Collect every line that includes the string "text".
— Start INFORMATION PROVIDED —
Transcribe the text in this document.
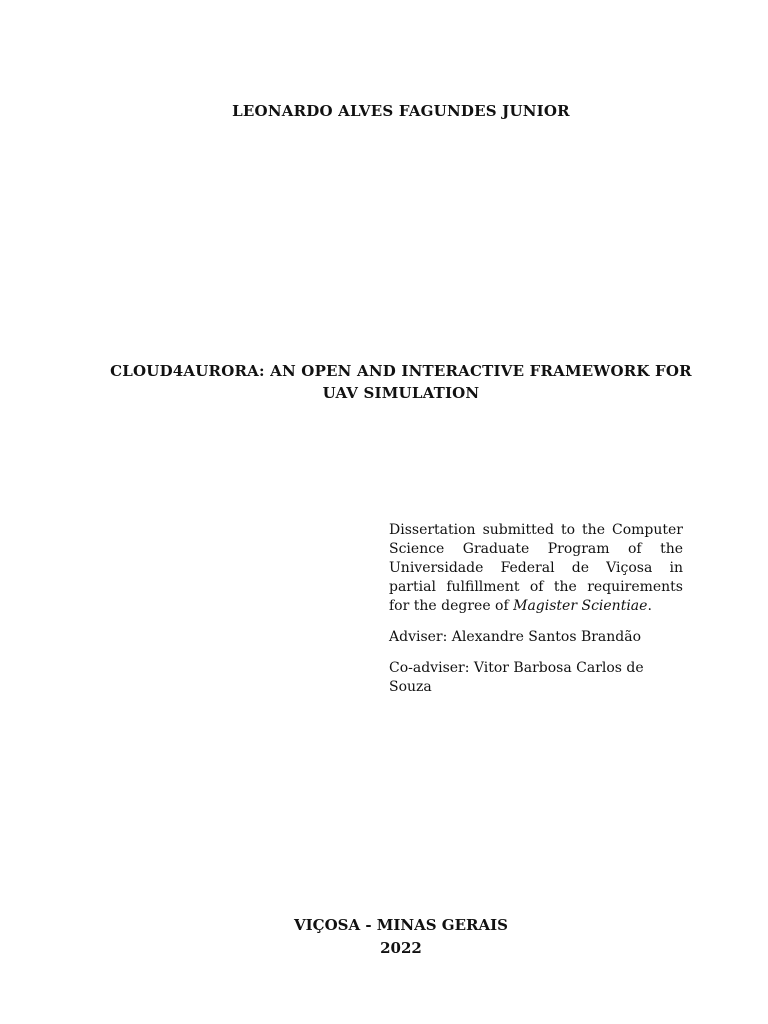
LEONARDO ALVES FAGUNDES JUNIOR
CLOUD4AURORA: AN OPEN AND INTERACTIVE FRAMEWORK FOR
UAV SIMULATION

Dissertation submitted to the Computer Science Graduate Program of the Universidade Federal de Viçosa in partial fulfillment of the requirements for the degree of Magister Scientiae.

Adviser: Alexandre Santos Brandão

Co-adviser: Vitor Barbosa Carlos de Souza

VIÇOSA - MINAS GERAIS
2022
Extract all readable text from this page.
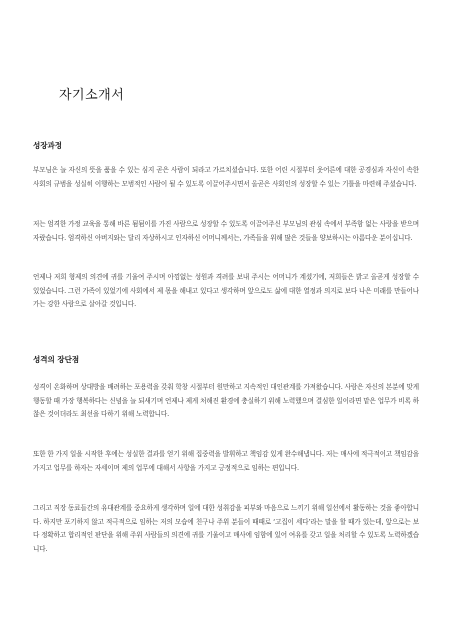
자기소개서
성장과정

부모님은 늘 자신의 뜻을 품을 수 있는 심지 곧은 사람이 되라고 가르치셨습니다. 또한 어린 시절부터 웃어른에 대한 공경심과 자신이 속한 사회의 규범을 성실히 이행하는 모범적인 사람이 될 수 있도록 이끌어주시면서 올곧은 사회인의 성장할 수 있는 기틀을 마련해 주셨습니다.

저는 엄격한 가정 교육을 통해 바른 됨됨이를 가진 사람으로 성장할 수 있도록 이끌어주신 부모님의 관심 속에서 부족함 없는 사랑을 받으며 자랐습니다. 엄격하신 아버지와는 달리 자상하시고 인자하신 어머니께서는, 가족들을 위해 많은 것들을 양보하시는 아름다운 분이십니다.

언제나 저희 형제의 의견에 귀를 기울여 주시며 아낌없는 성원과 격려를 보내 주시는 어머니가 계셨기에, 저희들은 밝고 올곧게 성장할 수 있었습니다. 그런 가족이 있었기에 사회에서 제 몫을 해내고 있다고 생각하며 앞으로도 삶에 대한 열정과 의지로 보다 나은 미래를 만들어나가는 강한 사람으로 살아갈 것입니다.

성격의 장단점

성격이 온화하며 상대방을 배려하는 포용력을 갖춰 학창 시절부터 원만하고 지속적인 대인관계를 가져왔습니다. 사람은 자신의 본분에 맞게 행동할 때 가장 행복하다는 신념을 늘 되새기며 언제나 제게 처해진 환경에 충실하기 위해 노력했으며 결심한 일이라면 맡은 업무가 비록 하찮은 것이더라도 최선을 다하기 위해 노력합니다.

또한 한 가지 일을 시작한 후에는 성실한 결과를 얻기 위해 집중력을 발휘하고 책임감 있게 완수해냅니다. 저는 매사에 적극적이고 책임감을 가지고 업무를 하자는 자세이며 제의 업무에 대해서 사항을 가지고 긍정적으로 임하는 편입니다.

그리고 직장 동료들간의 유대관계를 중요하게 생각하며 일에 대한 성취감을 피부와 마음으로 느끼기 위해 일선에서 활동하는 것을 좋아합니다. 하지만 포기하지 않고 적극적으로 임하는 저의 모습에 친구나 주위 분들이 때때로 ‘고집이 세다’라는 말을 할 때가 있는데, 앞으로는 보다 정확하고 합리적인 판단을 위해 주위 사람들의 의견에 귀를 기울이고 매사에 임함에 있어 여유를 갖고 일을 처리할 수 있도록 노력하겠습니다.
— End INFORMATION PROVIDED —
*TASK OUTPUT*
Transcribe the text in this document.
Extract all readable text from this page.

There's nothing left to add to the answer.